Problem: Lines containing the string "SDTVAR" are to be counted. Write only how many there are.

Stored records:
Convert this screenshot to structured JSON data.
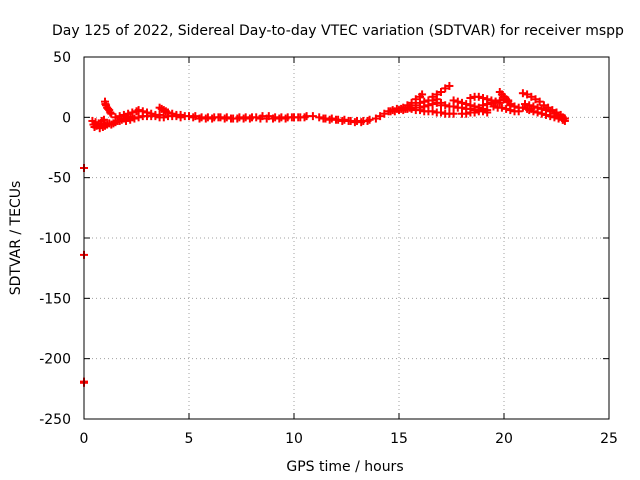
{
  "chart_data": {
    "type": "scatter",
    "title": "Day 125 of 2022, Sidereal Day-to-day VTEC variation (SDTVAR) for receiver mspp",
    "xlabel": "GPS time / hours",
    "ylabel": "SDTVAR / TECUs",
    "xlim": [
      0,
      25
    ],
    "ylim": [
      -250,
      50
    ],
    "xticks": [
      0,
      5,
      10,
      15,
      20,
      25
    ],
    "yticks": [
      -250,
      -200,
      -150,
      -100,
      -50,
      0,
      50
    ],
    "grid": true,
    "marker": "+",
    "series": [
      {
        "name": "SDTVAR",
        "color": "#ff0000",
        "points": [
          [
            0.0,
            -42
          ],
          [
            0.0,
            -114
          ],
          [
            0.0,
            -219
          ],
          [
            0.0,
            -220
          ],
          [
            0.4,
            -3
          ],
          [
            0.45,
            -6
          ],
          [
            0.5,
            -8
          ],
          [
            0.55,
            -4
          ],
          [
            0.6,
            -7
          ],
          [
            0.7,
            -5
          ],
          [
            0.75,
            -9
          ],
          [
            0.8,
            -6
          ],
          [
            0.85,
            -3
          ],
          [
            0.9,
            -8
          ],
          [
            0.95,
            -2
          ],
          [
            1.0,
            13
          ],
          [
            1.02,
            11
          ],
          [
            1.05,
            10
          ],
          [
            1.1,
            8
          ],
          [
            1.15,
            7
          ],
          [
            1.2,
            6
          ],
          [
            1.25,
            4
          ],
          [
            1.3,
            3
          ],
          [
            1.0,
            -7
          ],
          [
            1.1,
            -6
          ],
          [
            1.2,
            -5
          ],
          [
            1.3,
            -6
          ],
          [
            1.4,
            -5
          ],
          [
            1.5,
            -4
          ],
          [
            1.6,
            -3
          ],
          [
            1.7,
            -3
          ],
          [
            1.8,
            -2
          ],
          [
            1.9,
            -1
          ],
          [
            2.0,
            -1
          ],
          [
            2.1,
            0
          ],
          [
            2.2,
            0
          ],
          [
            2.3,
            0
          ],
          [
            1.5,
            0
          ],
          [
            1.7,
            1
          ],
          [
            1.9,
            2
          ],
          [
            2.1,
            3
          ],
          [
            2.3,
            4
          ],
          [
            2.5,
            5
          ],
          [
            2.6,
            6
          ],
          [
            2.8,
            5
          ],
          [
            3.0,
            4
          ],
          [
            3.2,
            3
          ],
          [
            3.4,
            2
          ],
          [
            3.6,
            2
          ],
          [
            2.0,
            -3
          ],
          [
            2.2,
            -2
          ],
          [
            2.4,
            -1
          ],
          [
            2.6,
            0
          ],
          [
            2.8,
            1
          ],
          [
            3.0,
            1
          ],
          [
            3.2,
            1
          ],
          [
            3.4,
            1
          ],
          [
            3.6,
            8
          ],
          [
            3.7,
            7
          ],
          [
            3.8,
            6
          ],
          [
            3.9,
            5
          ],
          [
            4.0,
            4
          ],
          [
            4.2,
            3
          ],
          [
            4.4,
            2
          ],
          [
            4.6,
            2
          ],
          [
            4.8,
            1
          ],
          [
            3.6,
            0
          ],
          [
            3.8,
            0
          ],
          [
            4.0,
            1
          ],
          [
            4.2,
            1
          ],
          [
            4.4,
            1
          ],
          [
            4.6,
            0
          ],
          [
            5.0,
            1
          ],
          [
            5.3,
            1
          ],
          [
            5.6,
            0
          ],
          [
            5.9,
            0
          ],
          [
            6.2,
            0
          ],
          [
            6.5,
            0
          ],
          [
            6.8,
            0
          ],
          [
            7.1,
            -1
          ],
          [
            7.4,
            0
          ],
          [
            7.7,
            0
          ],
          [
            8.0,
            0
          ],
          [
            5.2,
            0
          ],
          [
            5.5,
            -1
          ],
          [
            5.8,
            -1
          ],
          [
            6.1,
            -1
          ],
          [
            6.4,
            0
          ],
          [
            6.7,
            -1
          ],
          [
            7.0,
            -1
          ],
          [
            7.3,
            -1
          ],
          [
            7.6,
            -1
          ],
          [
            7.9,
            -1
          ],
          [
            8.2,
            0
          ],
          [
            8.5,
            1
          ],
          [
            8.8,
            1
          ],
          [
            9.1,
            0
          ],
          [
            9.4,
            0
          ],
          [
            9.7,
            0
          ],
          [
            10.0,
            0
          ],
          [
            10.3,
            0
          ],
          [
            10.6,
            1
          ],
          [
            10.9,
            1
          ],
          [
            8.4,
            -1
          ],
          [
            8.7,
            -1
          ],
          [
            9.0,
            -1
          ],
          [
            9.3,
            -1
          ],
          [
            9.6,
            -1
          ],
          [
            9.9,
            0
          ],
          [
            10.2,
            0
          ],
          [
            10.5,
            0
          ],
          [
            11.2,
            0
          ],
          [
            11.5,
            -1
          ],
          [
            11.8,
            -1
          ],
          [
            12.1,
            -2
          ],
          [
            12.4,
            -2
          ],
          [
            12.7,
            -3
          ],
          [
            13.0,
            -3
          ],
          [
            13.3,
            -3
          ],
          [
            13.6,
            -2
          ],
          [
            13.9,
            -1
          ],
          [
            11.4,
            -1
          ],
          [
            11.7,
            -2
          ],
          [
            12.0,
            -2
          ],
          [
            12.3,
            -3
          ],
          [
            12.6,
            -3
          ],
          [
            12.9,
            -4
          ],
          [
            13.2,
            -4
          ],
          [
            13.5,
            -3
          ],
          [
            14.1,
            1
          ],
          [
            14.3,
            3
          ],
          [
            14.5,
            5
          ],
          [
            14.7,
            6
          ],
          [
            14.9,
            7
          ],
          [
            15.1,
            7
          ],
          [
            15.3,
            7
          ],
          [
            15.5,
            8
          ],
          [
            14.6,
            5
          ],
          [
            14.8,
            5
          ],
          [
            15.0,
            6
          ],
          [
            15.2,
            6
          ],
          [
            15.4,
            7
          ],
          [
            15.6,
            7
          ],
          [
            15.2,
            8
          ],
          [
            15.4,
            10
          ],
          [
            15.6,
            12
          ],
          [
            15.8,
            15
          ],
          [
            16.0,
            17
          ],
          [
            16.1,
            19
          ],
          [
            15.6,
            8
          ],
          [
            15.8,
            10
          ],
          [
            16.0,
            12
          ],
          [
            16.2,
            13
          ],
          [
            16.4,
            14
          ],
          [
            16.6,
            14
          ],
          [
            16.8,
            15
          ],
          [
            16.0,
            8
          ],
          [
            16.2,
            9
          ],
          [
            16.4,
            10
          ],
          [
            16.6,
            11
          ],
          [
            16.8,
            12
          ],
          [
            17.0,
            12
          ],
          [
            15.8,
            6
          ],
          [
            16.0,
            6
          ],
          [
            16.2,
            5
          ],
          [
            16.4,
            5
          ],
          [
            16.6,
            5
          ],
          [
            16.8,
            4
          ],
          [
            17.0,
            4
          ],
          [
            17.2,
            3
          ],
          [
            17.4,
            3
          ],
          [
            17.6,
            3
          ],
          [
            16.6,
            17
          ],
          [
            16.8,
            19
          ],
          [
            17.0,
            21
          ],
          [
            17.2,
            24
          ],
          [
            17.4,
            26
          ],
          [
            17.0,
            10
          ],
          [
            17.2,
            10
          ],
          [
            17.4,
            9
          ],
          [
            17.6,
            9
          ],
          [
            17.8,
            8
          ],
          [
            18.0,
            8
          ],
          [
            18.2,
            7
          ],
          [
            18.4,
            7
          ],
          [
            18.6,
            6
          ],
          [
            18.8,
            6
          ],
          [
            17.6,
            14
          ],
          [
            17.8,
            13
          ],
          [
            18.0,
            12
          ],
          [
            18.2,
            11
          ],
          [
            18.4,
            10
          ],
          [
            18.6,
            9
          ],
          [
            18.8,
            8
          ],
          [
            19.0,
            7
          ],
          [
            19.2,
            6
          ],
          [
            18.0,
            3
          ],
          [
            18.2,
            3
          ],
          [
            18.4,
            4
          ],
          [
            18.6,
            4
          ],
          [
            18.8,
            5
          ],
          [
            19.0,
            5
          ],
          [
            19.2,
            4
          ],
          [
            18.4,
            16
          ],
          [
            18.6,
            17
          ],
          [
            18.8,
            17
          ],
          [
            19.0,
            16
          ],
          [
            19.2,
            15
          ],
          [
            19.4,
            14
          ],
          [
            19.6,
            13
          ],
          [
            19.8,
            12
          ],
          [
            19.0,
            10
          ],
          [
            19.2,
            11
          ],
          [
            19.4,
            12
          ],
          [
            19.6,
            13
          ],
          [
            19.8,
            14
          ],
          [
            20.0,
            15
          ],
          [
            20.2,
            14
          ],
          [
            19.5,
            9
          ],
          [
            19.7,
            8
          ],
          [
            19.9,
            8
          ],
          [
            20.1,
            7
          ],
          [
            20.3,
            6
          ],
          [
            20.5,
            5
          ],
          [
            20.7,
            5
          ],
          [
            19.8,
            21
          ],
          [
            19.9,
            19
          ],
          [
            20.0,
            17
          ],
          [
            20.1,
            15
          ],
          [
            20.2,
            13
          ],
          [
            20.3,
            11
          ],
          [
            20.3,
            10
          ],
          [
            20.5,
            9
          ],
          [
            20.7,
            8
          ],
          [
            20.9,
            8
          ],
          [
            21.1,
            7
          ],
          [
            21.3,
            7
          ],
          [
            20.9,
            20
          ],
          [
            21.1,
            19
          ],
          [
            21.3,
            17
          ],
          [
            21.5,
            15
          ],
          [
            21.7,
            13
          ],
          [
            21.9,
            10
          ],
          [
            22.1,
            8
          ],
          [
            22.3,
            6
          ],
          [
            22.5,
            4
          ],
          [
            22.7,
            2
          ],
          [
            22.8,
            0
          ],
          [
            22.9,
            -1
          ],
          [
            21.0,
            11
          ],
          [
            21.2,
            10
          ],
          [
            21.4,
            9
          ],
          [
            21.6,
            8
          ],
          [
            21.8,
            7
          ],
          [
            22.0,
            6
          ],
          [
            22.2,
            5
          ],
          [
            22.4,
            3
          ],
          [
            22.6,
            1
          ],
          [
            22.8,
            -2
          ],
          [
            21.2,
            6
          ],
          [
            21.4,
            5
          ],
          [
            21.6,
            4
          ],
          [
            21.8,
            3
          ],
          [
            22.0,
            2
          ],
          [
            22.2,
            1
          ],
          [
            22.4,
            0
          ],
          [
            22.6,
            -1
          ],
          [
            22.8,
            -2
          ],
          [
            22.9,
            -3
          ]
        ]
      }
    ]
  }
}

Complete output: 3